Please reproduce every line of the records below exactly as they appear, leaving out the pictures.

### Layout annotation records
━━━━━━━━━━━━━━━━━━━━━━━━━━━━━━
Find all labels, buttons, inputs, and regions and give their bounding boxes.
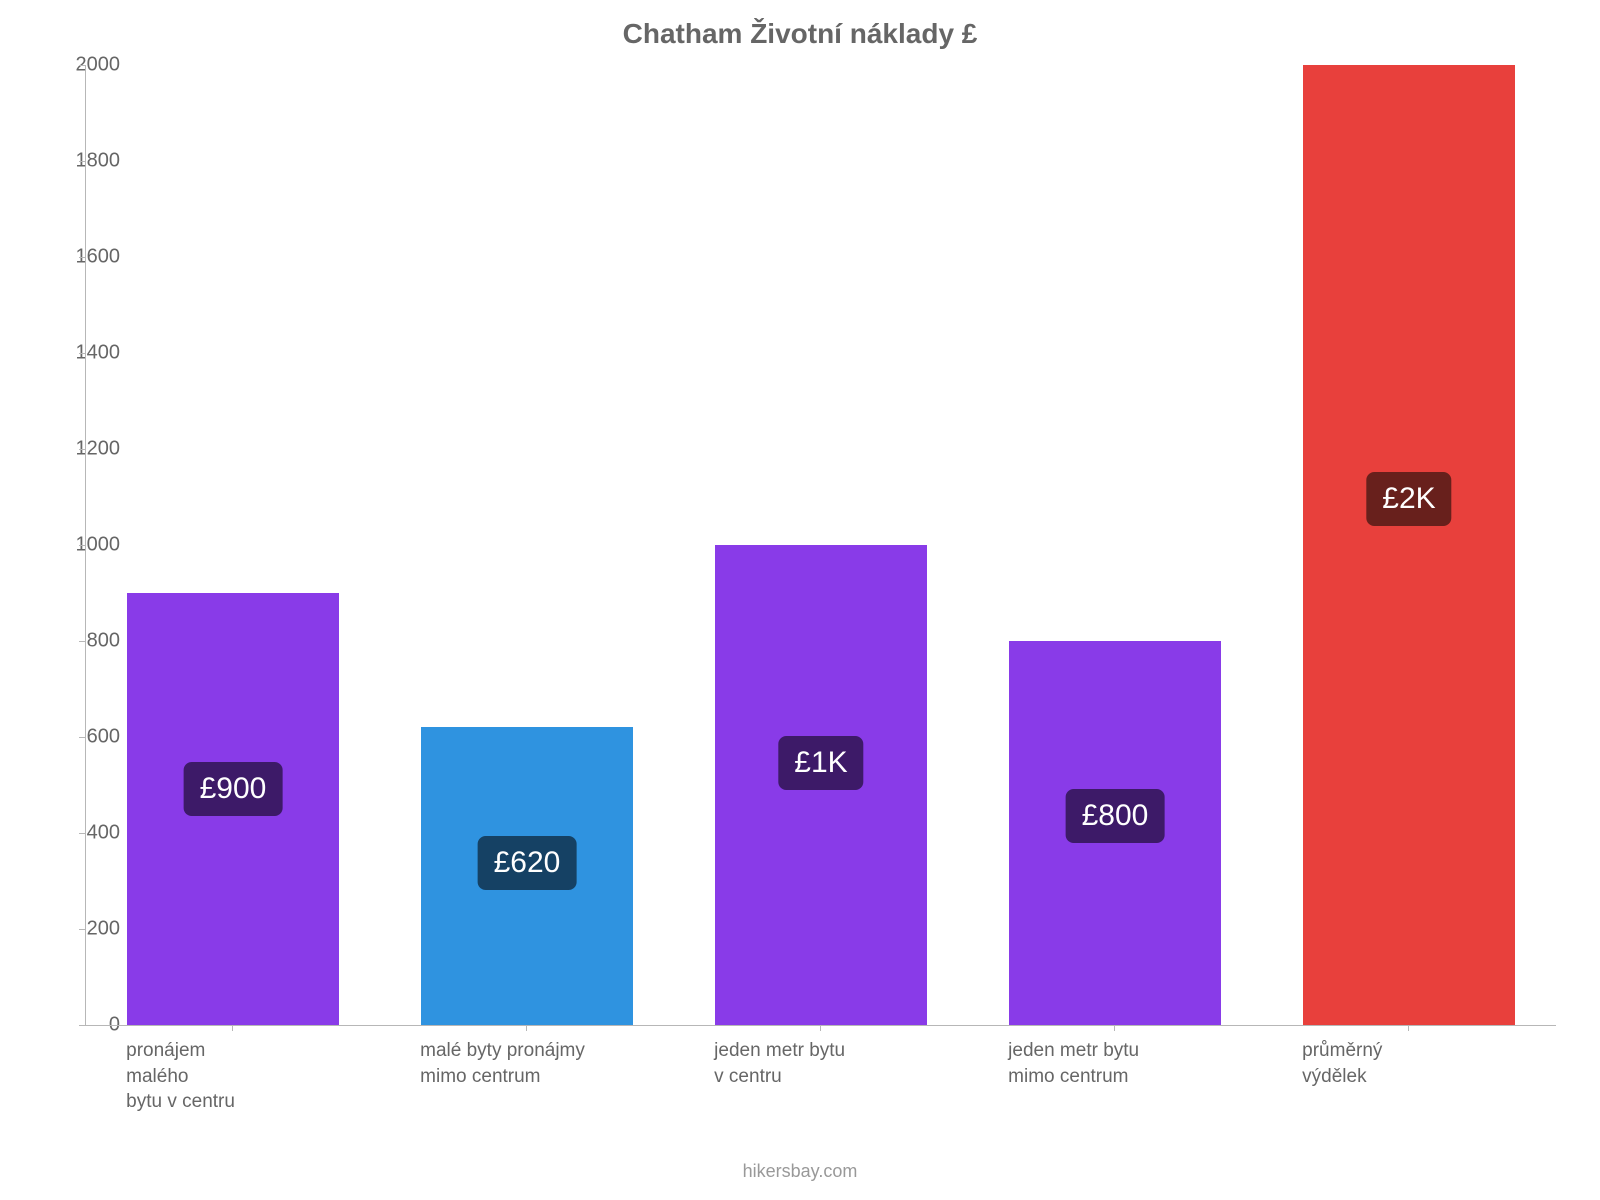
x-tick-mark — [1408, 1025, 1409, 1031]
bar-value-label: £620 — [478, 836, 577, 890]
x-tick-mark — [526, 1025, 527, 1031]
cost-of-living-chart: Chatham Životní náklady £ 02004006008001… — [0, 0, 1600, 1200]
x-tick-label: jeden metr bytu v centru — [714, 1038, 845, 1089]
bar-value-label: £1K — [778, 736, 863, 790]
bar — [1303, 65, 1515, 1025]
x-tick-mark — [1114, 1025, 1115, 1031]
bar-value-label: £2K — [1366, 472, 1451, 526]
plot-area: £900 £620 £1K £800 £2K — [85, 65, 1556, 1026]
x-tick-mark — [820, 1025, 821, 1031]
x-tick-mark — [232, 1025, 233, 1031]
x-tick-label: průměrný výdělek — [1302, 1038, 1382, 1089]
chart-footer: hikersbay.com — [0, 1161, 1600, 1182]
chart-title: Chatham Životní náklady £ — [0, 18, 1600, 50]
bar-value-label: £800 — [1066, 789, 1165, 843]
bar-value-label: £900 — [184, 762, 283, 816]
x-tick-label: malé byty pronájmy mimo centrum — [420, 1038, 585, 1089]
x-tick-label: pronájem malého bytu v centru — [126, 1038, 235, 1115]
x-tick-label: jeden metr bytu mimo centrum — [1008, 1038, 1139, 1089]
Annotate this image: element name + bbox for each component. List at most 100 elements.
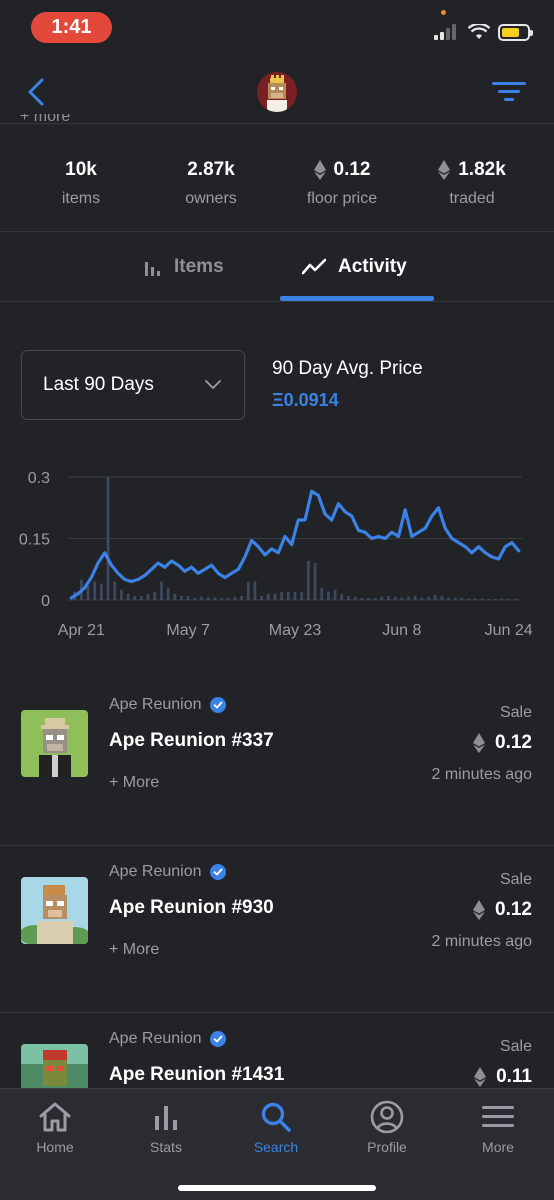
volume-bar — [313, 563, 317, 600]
━━━━━━━━━━━━━━━━━━━━━━━━━━━━━━
### Output for this task
Find all labels, buttons, inputs, and regions and give their bounding boxes.
x-tick-mark — [1408, 1025, 1409, 1031]
bar-value-label: £620 — [478, 836, 577, 890]
x-tick-mark — [526, 1025, 527, 1031]
cost-of-living-chart: Chatham Životní náklady £ 02004006008001… — [0, 0, 1600, 1200]
x-tick-label: jeden metr bytu v centru — [714, 1038, 845, 1089]
bar-value-label: £1K — [778, 736, 863, 790]
bar — [1303, 65, 1515, 1025]
x-tick-mark — [1114, 1025, 1115, 1031]
bar-value-label: £2K — [1366, 472, 1451, 526]
plot-area: £900 £620 £1K £800 £2K — [85, 65, 1556, 1026]
x-tick-mark — [820, 1025, 821, 1031]
x-tick-mark — [232, 1025, 233, 1031]
x-tick-label: průměrný výdělek — [1302, 1038, 1382, 1089]
chart-footer: hikersbay.com — [0, 1161, 1600, 1182]
chart-title: Chatham Životní náklady £ — [0, 18, 1600, 50]
bar-value-label: £800 — [1066, 789, 1165, 843]
bar-value-label: £900 — [184, 762, 283, 816]
x-tick-label: malé byty pronájmy mimo centrum — [420, 1038, 585, 1089]
x-tick-label: pronájem malého bytu v centru — [126, 1038, 235, 1115]
x-tick-label: jeden metr bytu mimo centrum — [1008, 1038, 1139, 1089]
Annotate this image: element name + bbox for each component. List at most 100 elements.
volume-bar — [313, 563, 317, 600]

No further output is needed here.